[Extracted entries start]

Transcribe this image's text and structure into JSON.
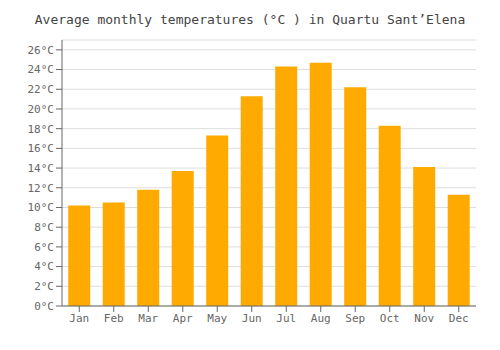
{
  "chart_data": {
    "type": "bar",
    "title": "Average monthly temperatures (°C ) in Quartu Sant’Elena",
    "categories": [
      "Jan",
      "Feb",
      "Mar",
      "Apr",
      "May",
      "Jun",
      "Jul",
      "Aug",
      "Sep",
      "Oct",
      "Nov",
      "Dec"
    ],
    "values": [
      10.2,
      10.5,
      11.8,
      13.7,
      17.3,
      21.3,
      24.3,
      24.7,
      22.2,
      18.3,
      14.1,
      11.3
    ],
    "color": "#FFAA00",
    "ylim": [
      0,
      27
    ],
    "yticks": [
      {
        "value": 0,
        "label": "0°C"
      },
      {
        "value": 2,
        "label": "2°C"
      },
      {
        "value": 4,
        "label": "4°C"
      },
      {
        "value": 6,
        "label": "6°C"
      },
      {
        "value": 8,
        "label": "8°C"
      },
      {
        "value": 10,
        "label": "10°C"
      },
      {
        "value": 12,
        "label": "12°C"
      },
      {
        "value": 14,
        "label": "14°C"
      },
      {
        "value": 16,
        "label": "16°C"
      },
      {
        "value": 18,
        "label": "18°C"
      },
      {
        "value": 20,
        "label": "20°C"
      },
      {
        "value": 22,
        "label": "22°C"
      },
      {
        "value": 24,
        "label": "24°C"
      },
      {
        "value": 26,
        "label": "26°C"
      }
    ],
    "grid": true
  }
}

[Extracted entries end]

Write out again every line above exactly as given; the pictures do not belong in the copy.

▶ _Written solution_:
Transcribe this image's text and structure into JSON.
{
  "chart_data": {
    "type": "bar",
    "title": "Average monthly temperatures (°C ) in Quartu Sant’Elena",
    "categories": [
      "Jan",
      "Feb",
      "Mar",
      "Apr",
      "May",
      "Jun",
      "Jul",
      "Aug",
      "Sep",
      "Oct",
      "Nov",
      "Dec"
    ],
    "values": [
      10.2,
      10.5,
      11.8,
      13.7,
      17.3,
      21.3,
      24.3,
      24.7,
      22.2,
      18.3,
      14.1,
      11.3
    ],
    "color": "#FFAA00",
    "ylim": [
      0,
      27
    ],
    "yticks": [
      {
        "value": 0,
        "label": "0°C"
      },
      {
        "value": 2,
        "label": "2°C"
      },
      {
        "value": 4,
        "label": "4°C"
      },
      {
        "value": 6,
        "label": "6°C"
      },
      {
        "value": 8,
        "label": "8°C"
      },
      {
        "value": 10,
        "label": "10°C"
      },
      {
        "value": 12,
        "label": "12°C"
      },
      {
        "value": 14,
        "label": "14°C"
      },
      {
        "value": 16,
        "label": "16°C"
      },
      {
        "value": 18,
        "label": "18°C"
      },
      {
        "value": 20,
        "label": "20°C"
      },
      {
        "value": 22,
        "label": "22°C"
      },
      {
        "value": 24,
        "label": "24°C"
      },
      {
        "value": 26,
        "label": "26°C"
      }
    ],
    "grid": true
  }
}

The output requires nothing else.